# BRIEF:
Please give the entries again in full and exactly, without any picture.

# EXERCISE INPUT:
START

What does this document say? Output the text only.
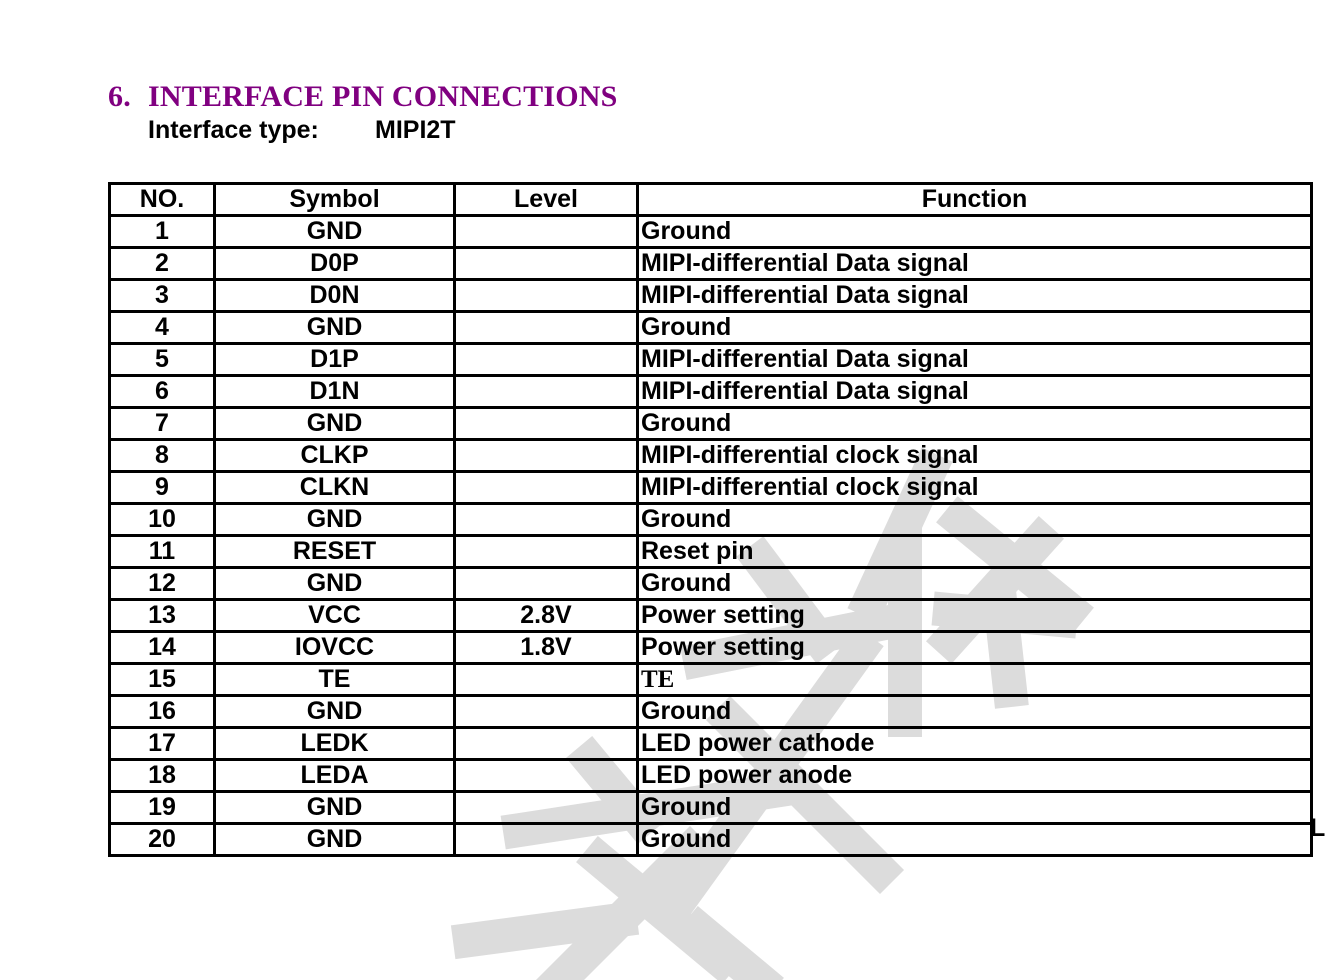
6. INTERFACE PIN CONNECTIONS
Interface type: MIPI2T
NO.	Symbol	Level	Function
1	GND		Ground
2	D0P		MIPI-differential Data signal
3	D0N		MIPI-differential Data signal
4	GND		Ground
5	D1P		MIPI-differential Data signal
6	D1N		MIPI-differential Data signal
7	GND		Ground
8	CLKP		MIPI-differential clock signal
9	CLKN		MIPI-differential clock signal
10	GND		Ground
11	RESET		Reset pin
12	GND		Ground
13	VCC	2.8V	Power setting
14	IOVCC	1.8V	Power setting
15	TE		TE
16	GND		Ground
17	LEDK		LED power cathode
18	LEDA		LED power anode
19	GND		Ground
20	GND		Ground	L
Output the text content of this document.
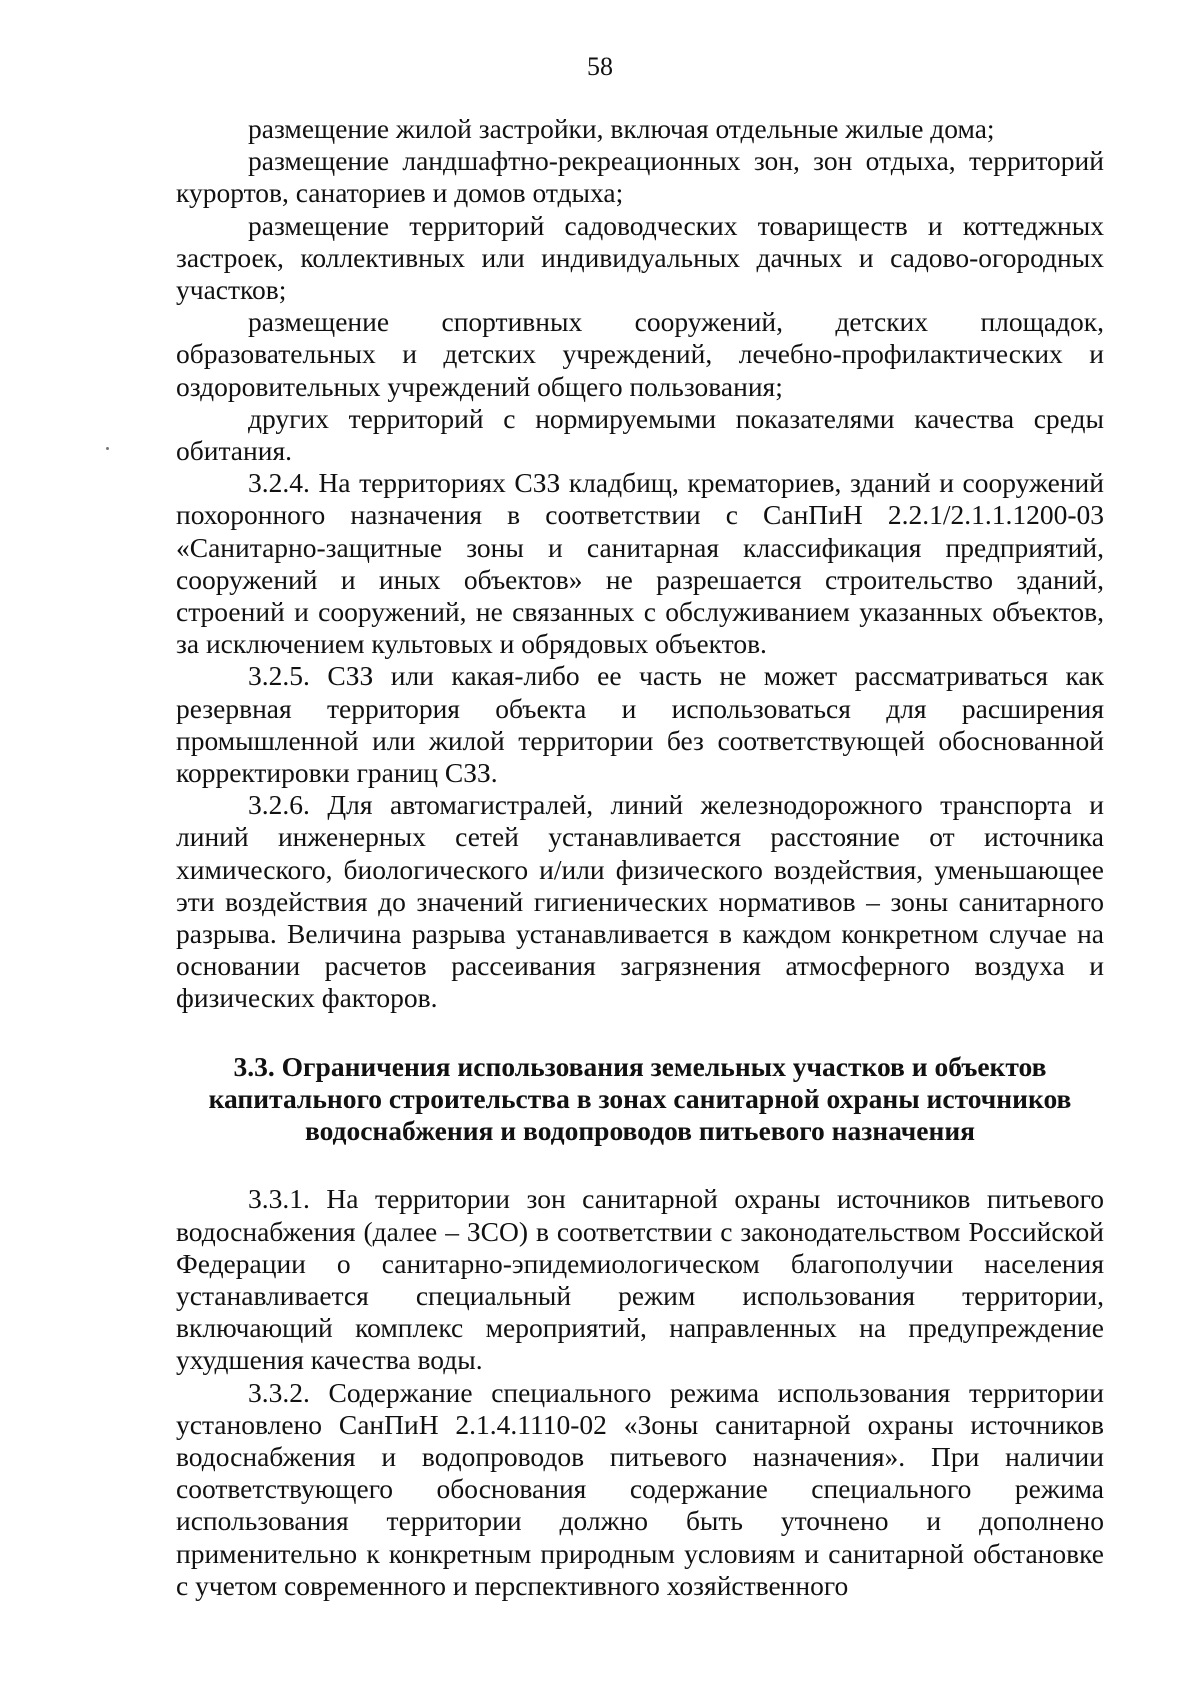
58

размещение жилой застройки, включая отдельные жилые дома;

размещение ландшафтно-рекреационных зон, зон отдыха, территорий курортов, санаториев и домов отдыха;

размещение территорий садоводческих товариществ и коттеджных застроек, коллективных или индивидуальных дачных и садово-огородных участков;

размещение спортивных сооружений, детских площадок, образовательных и детских учреждений, лечебно-профилактических и оздоровительных учреждений общего пользования;

других территорий с нормируемыми показателями качества среды обитания.

3.2.4. На территориях СЗЗ кладбищ, крематориев, зданий и сооружений похоронного назначения в соответствии с СанПиН 2.2.1/2.1.1.1200-03 «Санитарно-защитные зоны и санитарная классификация предприятий, сооружений и иных объектов» не разрешается строительство зданий, строений и сооружений, не связанных с обслуживанием указанных объектов, за исключением культовых и обрядовых объектов.

3.2.5. СЗЗ или какая-либо ее часть не может рассматриваться как резервная территория объекта и использоваться для расширения промышленной или жилой территории без соответствующей обоснованной корректировки границ СЗЗ.

3.2.6. Для автомагистралей, линий железнодорожного транспорта и линий инженерных сетей устанавливается расстояние от источника химического, биологического и/или физического воздействия, уменьшающее эти воздействия до значений гигиенических нормативов – зоны санитарного разрыва. Величина разрыва устанавливается в каждом конкретном случае на основании расчетов рассеивания загрязнения атмосферного воздуха и физических факторов.

3.3. Ограничения использования земельных участков и объектов

капитального строительства в зонах санитарной охраны источников

водоснабжения и водопроводов питьевого назначения

3.3.1. На территории зон санитарной охраны источников питьевого водоснабжения (далее – ЗСО) в соответствии с законодательством Российской Федерации о санитарно-эпидемиологическом благополучии населения устанавливается специальный режим использования территории, включающий комплекс мероприятий, направленных на предупреждение ухудшения качества воды.

3.3.2. Содержание специального режима использования территории установлено СанПиН 2.1.4.1110-02 «Зоны санитарной охраны источников водоснабжения и водопроводов питьевого назначения». При наличии соответствующего обоснования содержание специального режима использования территории должно быть уточнено и дополнено применительно к конкретным природным условиям и санитарной обстановке с учетом современного и перспективного хозяйственного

END

# EXPECTED OUTPUT:
What does this document say? Output the text only.
6. INTERFACE PIN CONNECTIONS
Interface type: MIPI2T
NO.	Symbol	Level	Function
1	GND		Ground
2	D0P		MIPI-differential Data signal
3	D0N		MIPI-differential Data signal
4	GND		Ground
5	D1P		MIPI-differential Data signal
6	D1N		MIPI-differential Data signal
7	GND		Ground
8	CLKP		MIPI-differential clock signal
9	CLKN		MIPI-differential clock signal
10	GND		Ground
11	RESET		Reset pin
12	GND		Ground
13	VCC	2.8V	Power setting
14	IOVCC	1.8V	Power setting
15	TE		TE
16	GND		Ground
17	LEDK		LED power cathode
18	LEDA		LED power anode
19	GND		Ground
20	GND		Ground	L
Output the text content of this document.
58

размещение жилой застройки, включая отдельные жилые дома;

размещение ландшафтно-рекреационных зон, зон отдыха, территорий курортов, санаториев и домов отдыха;

размещение территорий садоводческих товариществ и коттеджных застроек, коллективных или индивидуальных дачных и садово-огородных участков;

размещение спортивных сооружений, детских площадок, образовательных и детских учреждений, лечебно-профилактических и оздоровительных учреждений общего пользования;

других территорий с нормируемыми показателями качества среды обитания.

3.2.4. На территориях СЗЗ кладбищ, крематориев, зданий и сооружений похоронного назначения в соответствии с СанПиН 2.2.1/2.1.1.1200-03 «Санитарно-защитные зоны и санитарная классификация предприятий, сооружений и иных объектов» не разрешается строительство зданий, строений и сооружений, не связанных с обслуживанием указанных объектов, за исключением культовых и обрядовых объектов.

3.2.5. СЗЗ или какая-либо ее часть не может рассматриваться как резервная территория объекта и использоваться для расширения промышленной или жилой территории без соответствующей обоснованной корректировки границ СЗЗ.

3.2.6. Для автомагистралей, линий железнодорожного транспорта и линий инженерных сетей устанавливается расстояние от источника химического, биологического и/или физического воздействия, уменьшающее эти воздействия до значений гигиенических нормативов – зоны санитарного разрыва. Величина разрыва устанавливается в каждом конкретном случае на основании расчетов рассеивания загрязнения атмосферного воздуха и физических факторов.

3.3. Ограничения использования земельных участков и объектов

капитального строительства в зонах санитарной охраны источников

водоснабжения и водопроводов питьевого назначения

3.3.1. На территории зон санитарной охраны источников питьевого водоснабжения (далее – ЗСО) в соответствии с законодательством Российской Федерации о санитарно-эпидемиологическом благополучии населения устанавливается специальный режим использования территории, включающий комплекс мероприятий, направленных на предупреждение ухудшения качества воды.

3.3.2. Содержание специального режима использования территории установлено СанПиН 2.1.4.1110-02 «Зоны санитарной охраны источников водоснабжения и водопроводов питьевого назначения». При наличии соответствующего обоснования содержание специального режима использования территории должно быть уточнено и дополнено применительно к конкретным природным условиям и санитарной обстановке с учетом современного и перспективного хозяйственного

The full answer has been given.